:: What to do ::
Copy out the entries in full and with complete accuracy; pictures are excluded.
=======
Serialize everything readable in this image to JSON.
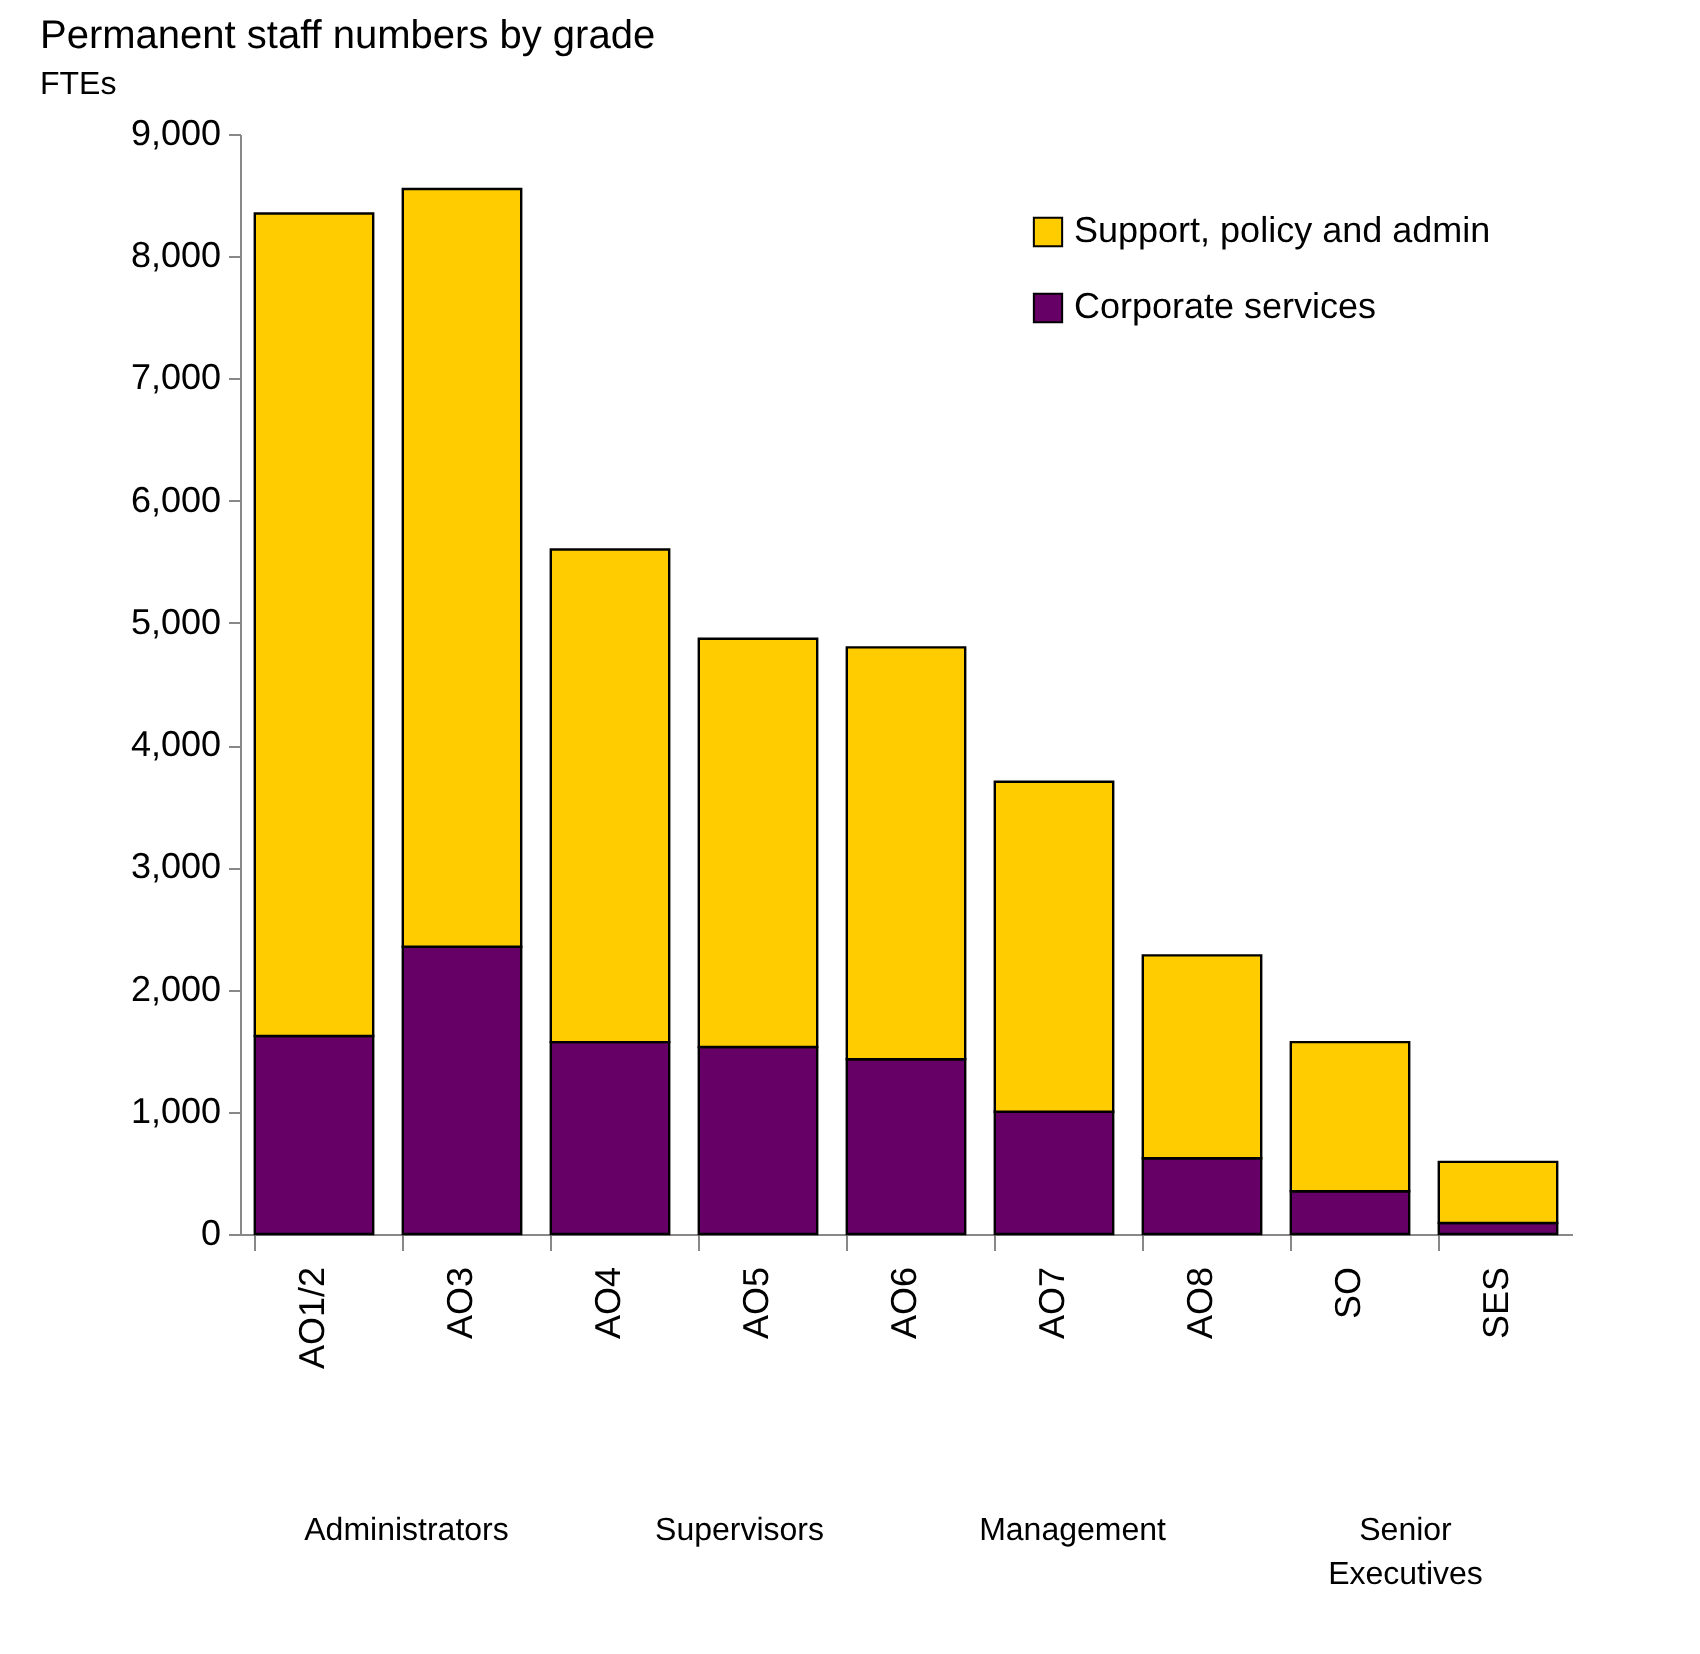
{
  "chart_data": {
    "type": "bar",
    "title": "Permanent staff numbers by grade",
    "ylabel": "FTEs",
    "categories": [
      "AO1/2",
      "AO3",
      "AO4",
      "AO5",
      "AO6",
      "AO7",
      "AO8",
      "SO",
      "SES"
    ],
    "stacked": true,
    "series": [
      {
        "name": "Corporate services",
        "color": "#660066",
        "values": [
          1620,
          2350,
          1570,
          1530,
          1430,
          1000,
          620,
          350,
          90
        ]
      },
      {
        "name": "Support, policy and admin",
        "color": "#ffcc00",
        "values": [
          6730,
          6200,
          4030,
          3340,
          3370,
          2700,
          1660,
          1220,
          500
        ]
      }
    ],
    "ylim": [
      0,
      9000
    ],
    "yticks": [
      0,
      {
        "value": 1000,
        "label": "1,000"
      },
      {
        "value": 2000,
        "label": "2,000"
      },
      {
        "value": 3000,
        "label": "3,000"
      },
      {
        "value": 4000,
        "label": "4,000"
      },
      {
        "value": 5000,
        "label": "5,000"
      },
      {
        "value": 6000,
        "label": "6,000"
      },
      {
        "value": 7000,
        "label": "7,000"
      },
      {
        "value": 8000,
        "label": "8,000"
      },
      {
        "value": 9000,
        "label": "9,000"
      }
    ],
    "grid": false,
    "legend": "top right",
    "annotations": [
      "Administrators",
      "Supervisors",
      "Management",
      "Senior Executives"
    ]
  }
}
=======
:: Exercise solution ::
Serialize everything readable in this image to JSON.
{
  "chart_data": {
    "type": "bar",
    "title": "Permanent staff numbers by grade",
    "ylabel": "FTEs",
    "categories": [
      "AO1/2",
      "AO3",
      "AO4",
      "AO5",
      "AO6",
      "AO7",
      "AO8",
      "SO",
      "SES"
    ],
    "stacked": true,
    "series": [
      {
        "name": "Corporate services",
        "color": "#660066",
        "values": [
          1620,
          2350,
          1570,
          1530,
          1430,
          1000,
          620,
          350,
          90
        ]
      },
      {
        "name": "Support, policy and admin",
        "color": "#ffcc00",
        "values": [
          6730,
          6200,
          4030,
          3340,
          3370,
          2700,
          1660,
          1220,
          500
        ]
      }
    ],
    "ylim": [
      0,
      9000
    ],
    "yticks": [
      0,
      {
        "value": 1000,
        "label": "1,000"
      },
      {
        "value": 2000,
        "label": "2,000"
      },
      {
        "value": 3000,
        "label": "3,000"
      },
      {
        "value": 4000,
        "label": "4,000"
      },
      {
        "value": 5000,
        "label": "5,000"
      },
      {
        "value": 6000,
        "label": "6,000"
      },
      {
        "value": 7000,
        "label": "7,000"
      },
      {
        "value": 8000,
        "label": "8,000"
      },
      {
        "value": 9000,
        "label": "9,000"
      }
    ],
    "grid": false,
    "legend": "top right",
    "annotations": [
      "Administrators",
      "Supervisors",
      "Management",
      "Senior Executives"
    ]
  }
}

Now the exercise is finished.